■ **Raw data**
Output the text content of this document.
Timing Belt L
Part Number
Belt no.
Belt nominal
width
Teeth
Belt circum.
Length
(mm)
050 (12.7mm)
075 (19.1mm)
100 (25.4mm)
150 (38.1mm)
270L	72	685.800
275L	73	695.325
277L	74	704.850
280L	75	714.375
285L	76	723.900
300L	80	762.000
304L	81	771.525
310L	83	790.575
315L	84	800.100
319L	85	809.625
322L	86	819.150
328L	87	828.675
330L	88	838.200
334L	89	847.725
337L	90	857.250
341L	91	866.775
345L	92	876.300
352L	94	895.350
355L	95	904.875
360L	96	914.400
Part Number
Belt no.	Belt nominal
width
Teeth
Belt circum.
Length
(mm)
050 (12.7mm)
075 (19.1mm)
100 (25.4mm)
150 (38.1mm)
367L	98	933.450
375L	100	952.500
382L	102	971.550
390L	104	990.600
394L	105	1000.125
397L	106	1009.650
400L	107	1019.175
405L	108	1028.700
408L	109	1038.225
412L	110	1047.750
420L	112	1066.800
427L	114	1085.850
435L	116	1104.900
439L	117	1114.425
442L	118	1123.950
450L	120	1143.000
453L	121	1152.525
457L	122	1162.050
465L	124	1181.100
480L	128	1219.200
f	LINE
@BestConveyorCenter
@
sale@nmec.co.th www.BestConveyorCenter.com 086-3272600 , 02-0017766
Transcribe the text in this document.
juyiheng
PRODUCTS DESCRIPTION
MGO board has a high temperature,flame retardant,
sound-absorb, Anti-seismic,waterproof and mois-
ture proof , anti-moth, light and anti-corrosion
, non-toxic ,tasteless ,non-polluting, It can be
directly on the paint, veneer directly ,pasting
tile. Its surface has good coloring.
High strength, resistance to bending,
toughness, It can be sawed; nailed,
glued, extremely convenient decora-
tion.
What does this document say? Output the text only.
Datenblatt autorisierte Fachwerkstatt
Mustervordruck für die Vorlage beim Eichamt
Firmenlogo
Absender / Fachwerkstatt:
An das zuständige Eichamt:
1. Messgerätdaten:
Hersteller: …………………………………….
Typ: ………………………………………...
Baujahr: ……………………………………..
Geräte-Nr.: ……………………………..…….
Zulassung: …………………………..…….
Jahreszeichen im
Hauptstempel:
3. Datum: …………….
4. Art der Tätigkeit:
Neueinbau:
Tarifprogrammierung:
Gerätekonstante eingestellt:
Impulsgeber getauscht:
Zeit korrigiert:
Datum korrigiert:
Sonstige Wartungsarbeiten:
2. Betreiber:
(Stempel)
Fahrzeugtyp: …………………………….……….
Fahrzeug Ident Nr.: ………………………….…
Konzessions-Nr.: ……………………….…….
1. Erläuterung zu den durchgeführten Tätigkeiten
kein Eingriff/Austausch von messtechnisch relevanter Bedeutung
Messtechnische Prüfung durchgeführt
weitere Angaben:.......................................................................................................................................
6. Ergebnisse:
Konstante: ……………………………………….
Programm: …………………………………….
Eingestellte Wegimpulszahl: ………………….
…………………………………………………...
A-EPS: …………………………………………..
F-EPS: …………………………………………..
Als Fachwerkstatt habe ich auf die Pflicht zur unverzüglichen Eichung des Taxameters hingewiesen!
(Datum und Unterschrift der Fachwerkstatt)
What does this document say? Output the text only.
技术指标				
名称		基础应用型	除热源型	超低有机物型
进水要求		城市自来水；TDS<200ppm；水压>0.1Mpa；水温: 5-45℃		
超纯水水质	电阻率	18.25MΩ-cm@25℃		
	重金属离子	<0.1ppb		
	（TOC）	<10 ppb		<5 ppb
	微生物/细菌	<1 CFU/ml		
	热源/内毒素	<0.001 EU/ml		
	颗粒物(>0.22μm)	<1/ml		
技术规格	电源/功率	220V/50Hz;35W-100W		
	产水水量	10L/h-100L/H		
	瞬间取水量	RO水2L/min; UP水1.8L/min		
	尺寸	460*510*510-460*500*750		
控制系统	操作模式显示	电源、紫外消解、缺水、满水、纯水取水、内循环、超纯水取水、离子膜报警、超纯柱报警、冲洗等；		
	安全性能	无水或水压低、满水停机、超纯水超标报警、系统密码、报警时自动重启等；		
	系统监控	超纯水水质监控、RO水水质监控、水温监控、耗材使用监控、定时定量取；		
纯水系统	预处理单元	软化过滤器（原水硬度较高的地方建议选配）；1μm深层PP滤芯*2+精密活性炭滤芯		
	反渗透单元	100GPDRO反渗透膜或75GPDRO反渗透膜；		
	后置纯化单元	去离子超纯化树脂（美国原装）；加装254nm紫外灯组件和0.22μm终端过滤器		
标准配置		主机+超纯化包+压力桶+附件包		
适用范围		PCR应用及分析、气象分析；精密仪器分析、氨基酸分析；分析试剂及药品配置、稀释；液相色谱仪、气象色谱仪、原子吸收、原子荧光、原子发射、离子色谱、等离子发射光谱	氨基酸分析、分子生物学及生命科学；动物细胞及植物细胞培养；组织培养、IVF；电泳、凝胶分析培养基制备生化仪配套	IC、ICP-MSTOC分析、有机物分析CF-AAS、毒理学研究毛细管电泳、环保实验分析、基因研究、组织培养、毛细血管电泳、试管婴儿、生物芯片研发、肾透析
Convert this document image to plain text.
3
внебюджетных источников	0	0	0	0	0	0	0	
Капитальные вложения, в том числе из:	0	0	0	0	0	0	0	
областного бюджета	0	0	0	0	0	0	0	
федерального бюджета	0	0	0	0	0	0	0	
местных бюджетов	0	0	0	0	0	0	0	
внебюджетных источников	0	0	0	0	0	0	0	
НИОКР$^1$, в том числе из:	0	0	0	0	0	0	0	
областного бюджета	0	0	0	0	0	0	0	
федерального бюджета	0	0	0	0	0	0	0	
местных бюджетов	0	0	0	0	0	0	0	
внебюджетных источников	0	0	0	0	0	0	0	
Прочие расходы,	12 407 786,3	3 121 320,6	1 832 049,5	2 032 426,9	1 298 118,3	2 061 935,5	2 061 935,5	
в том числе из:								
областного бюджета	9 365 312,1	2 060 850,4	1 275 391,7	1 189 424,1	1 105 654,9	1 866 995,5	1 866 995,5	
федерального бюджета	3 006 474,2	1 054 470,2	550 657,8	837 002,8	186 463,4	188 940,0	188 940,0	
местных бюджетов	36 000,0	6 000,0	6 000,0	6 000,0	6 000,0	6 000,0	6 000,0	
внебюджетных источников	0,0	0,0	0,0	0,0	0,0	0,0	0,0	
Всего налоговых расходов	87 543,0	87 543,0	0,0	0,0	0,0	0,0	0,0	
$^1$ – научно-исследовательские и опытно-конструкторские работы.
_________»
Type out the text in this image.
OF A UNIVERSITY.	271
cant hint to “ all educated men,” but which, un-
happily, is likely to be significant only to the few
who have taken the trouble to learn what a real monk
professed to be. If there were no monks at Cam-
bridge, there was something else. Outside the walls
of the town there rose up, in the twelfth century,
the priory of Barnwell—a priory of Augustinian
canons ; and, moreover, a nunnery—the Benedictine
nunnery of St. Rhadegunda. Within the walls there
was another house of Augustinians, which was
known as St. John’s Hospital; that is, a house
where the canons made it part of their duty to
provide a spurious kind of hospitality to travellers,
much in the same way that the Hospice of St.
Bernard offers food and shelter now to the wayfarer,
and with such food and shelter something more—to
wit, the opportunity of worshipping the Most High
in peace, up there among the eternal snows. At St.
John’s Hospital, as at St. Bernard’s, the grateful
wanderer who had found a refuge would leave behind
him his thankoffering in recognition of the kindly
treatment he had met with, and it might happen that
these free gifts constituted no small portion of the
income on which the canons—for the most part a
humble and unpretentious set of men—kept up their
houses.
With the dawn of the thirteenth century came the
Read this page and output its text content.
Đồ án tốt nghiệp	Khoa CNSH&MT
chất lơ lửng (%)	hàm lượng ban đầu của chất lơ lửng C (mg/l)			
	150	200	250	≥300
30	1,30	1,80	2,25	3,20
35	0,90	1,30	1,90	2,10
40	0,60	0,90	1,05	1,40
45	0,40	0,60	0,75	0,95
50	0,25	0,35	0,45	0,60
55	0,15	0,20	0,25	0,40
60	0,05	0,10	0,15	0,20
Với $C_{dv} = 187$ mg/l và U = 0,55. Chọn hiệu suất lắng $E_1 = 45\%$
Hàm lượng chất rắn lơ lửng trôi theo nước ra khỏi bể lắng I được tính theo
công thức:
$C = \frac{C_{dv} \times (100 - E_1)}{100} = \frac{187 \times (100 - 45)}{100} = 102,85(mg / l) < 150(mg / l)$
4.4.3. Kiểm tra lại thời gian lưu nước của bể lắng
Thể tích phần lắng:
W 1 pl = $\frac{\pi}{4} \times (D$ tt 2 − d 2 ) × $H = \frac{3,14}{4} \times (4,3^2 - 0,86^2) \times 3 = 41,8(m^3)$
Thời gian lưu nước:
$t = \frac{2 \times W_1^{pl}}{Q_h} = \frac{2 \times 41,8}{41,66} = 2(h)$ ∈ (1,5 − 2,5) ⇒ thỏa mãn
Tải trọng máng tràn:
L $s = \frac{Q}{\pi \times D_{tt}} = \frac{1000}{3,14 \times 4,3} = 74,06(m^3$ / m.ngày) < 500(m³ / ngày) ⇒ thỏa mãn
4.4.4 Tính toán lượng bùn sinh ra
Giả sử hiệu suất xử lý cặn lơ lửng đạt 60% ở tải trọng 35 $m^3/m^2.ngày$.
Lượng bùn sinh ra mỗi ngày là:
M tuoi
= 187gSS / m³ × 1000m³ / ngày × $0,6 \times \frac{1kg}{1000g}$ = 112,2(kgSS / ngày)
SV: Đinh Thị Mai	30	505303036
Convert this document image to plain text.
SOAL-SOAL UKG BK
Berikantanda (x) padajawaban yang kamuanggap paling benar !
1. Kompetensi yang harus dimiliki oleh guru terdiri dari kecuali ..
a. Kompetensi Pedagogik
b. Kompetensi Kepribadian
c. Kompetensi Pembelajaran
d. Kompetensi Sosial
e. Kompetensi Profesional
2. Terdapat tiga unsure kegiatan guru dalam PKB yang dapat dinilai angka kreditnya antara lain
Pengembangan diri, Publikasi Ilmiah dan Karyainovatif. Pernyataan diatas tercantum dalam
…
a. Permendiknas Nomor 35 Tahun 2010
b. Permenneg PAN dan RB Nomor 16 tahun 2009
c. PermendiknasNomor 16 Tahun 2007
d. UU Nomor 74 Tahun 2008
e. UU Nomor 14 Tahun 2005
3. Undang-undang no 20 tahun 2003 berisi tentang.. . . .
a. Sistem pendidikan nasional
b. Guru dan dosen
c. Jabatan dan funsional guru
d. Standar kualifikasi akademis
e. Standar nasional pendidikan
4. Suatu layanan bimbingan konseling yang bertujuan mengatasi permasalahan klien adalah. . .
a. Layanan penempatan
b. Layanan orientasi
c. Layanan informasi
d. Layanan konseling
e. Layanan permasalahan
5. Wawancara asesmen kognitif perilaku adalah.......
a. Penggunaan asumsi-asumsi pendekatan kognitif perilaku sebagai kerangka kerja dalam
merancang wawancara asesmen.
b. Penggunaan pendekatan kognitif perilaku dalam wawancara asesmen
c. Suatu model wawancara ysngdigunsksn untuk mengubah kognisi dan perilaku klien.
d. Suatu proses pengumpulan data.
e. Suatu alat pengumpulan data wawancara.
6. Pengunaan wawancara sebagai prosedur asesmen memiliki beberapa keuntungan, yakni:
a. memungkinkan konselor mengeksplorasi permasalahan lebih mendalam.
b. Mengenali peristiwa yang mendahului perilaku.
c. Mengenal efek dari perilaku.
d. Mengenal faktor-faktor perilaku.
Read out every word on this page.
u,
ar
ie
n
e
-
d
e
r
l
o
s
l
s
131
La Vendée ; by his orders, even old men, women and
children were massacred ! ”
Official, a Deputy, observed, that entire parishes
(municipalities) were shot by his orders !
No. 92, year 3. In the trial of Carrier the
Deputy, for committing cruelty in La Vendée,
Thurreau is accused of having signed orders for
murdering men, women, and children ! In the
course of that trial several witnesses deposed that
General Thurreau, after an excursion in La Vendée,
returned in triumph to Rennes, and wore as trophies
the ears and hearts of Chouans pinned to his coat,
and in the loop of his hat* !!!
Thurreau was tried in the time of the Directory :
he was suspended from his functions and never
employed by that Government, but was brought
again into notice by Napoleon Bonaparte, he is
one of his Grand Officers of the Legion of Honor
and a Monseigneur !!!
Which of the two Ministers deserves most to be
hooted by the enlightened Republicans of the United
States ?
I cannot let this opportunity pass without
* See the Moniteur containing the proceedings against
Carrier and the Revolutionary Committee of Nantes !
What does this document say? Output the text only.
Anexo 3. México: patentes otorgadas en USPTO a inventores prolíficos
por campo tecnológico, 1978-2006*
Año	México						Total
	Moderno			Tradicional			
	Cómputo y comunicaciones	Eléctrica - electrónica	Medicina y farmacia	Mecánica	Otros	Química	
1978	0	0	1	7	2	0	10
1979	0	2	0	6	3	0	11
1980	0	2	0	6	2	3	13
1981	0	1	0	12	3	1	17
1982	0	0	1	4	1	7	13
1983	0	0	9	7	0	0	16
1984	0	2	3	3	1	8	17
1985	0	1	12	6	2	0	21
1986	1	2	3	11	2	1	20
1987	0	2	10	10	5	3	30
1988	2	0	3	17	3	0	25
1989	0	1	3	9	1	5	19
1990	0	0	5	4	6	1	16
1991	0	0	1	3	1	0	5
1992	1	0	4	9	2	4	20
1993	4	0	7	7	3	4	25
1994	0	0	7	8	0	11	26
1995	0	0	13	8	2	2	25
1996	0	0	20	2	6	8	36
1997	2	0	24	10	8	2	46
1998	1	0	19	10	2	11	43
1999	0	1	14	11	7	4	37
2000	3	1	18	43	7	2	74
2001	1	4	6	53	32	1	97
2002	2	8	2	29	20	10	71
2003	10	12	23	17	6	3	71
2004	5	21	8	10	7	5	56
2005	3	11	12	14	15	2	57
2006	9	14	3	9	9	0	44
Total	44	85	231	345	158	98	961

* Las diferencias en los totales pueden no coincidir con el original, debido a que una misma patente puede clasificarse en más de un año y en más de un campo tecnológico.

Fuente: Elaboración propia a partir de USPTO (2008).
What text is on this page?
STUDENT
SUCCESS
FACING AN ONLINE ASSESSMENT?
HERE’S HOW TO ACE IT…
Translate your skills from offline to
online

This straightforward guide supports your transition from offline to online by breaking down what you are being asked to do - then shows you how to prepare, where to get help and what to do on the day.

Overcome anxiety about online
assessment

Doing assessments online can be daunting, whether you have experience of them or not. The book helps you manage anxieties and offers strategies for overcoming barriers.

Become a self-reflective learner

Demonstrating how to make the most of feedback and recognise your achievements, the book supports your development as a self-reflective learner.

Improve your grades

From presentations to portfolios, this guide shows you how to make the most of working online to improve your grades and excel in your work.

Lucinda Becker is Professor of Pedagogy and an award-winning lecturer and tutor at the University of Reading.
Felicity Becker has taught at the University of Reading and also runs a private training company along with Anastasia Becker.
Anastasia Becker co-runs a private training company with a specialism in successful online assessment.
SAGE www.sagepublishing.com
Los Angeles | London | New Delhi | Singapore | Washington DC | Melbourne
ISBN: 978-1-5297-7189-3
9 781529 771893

■ **What needs to be done**
Report how many lines include the word "nước". Give nothing but the number.

■ **Output for this exercise**
3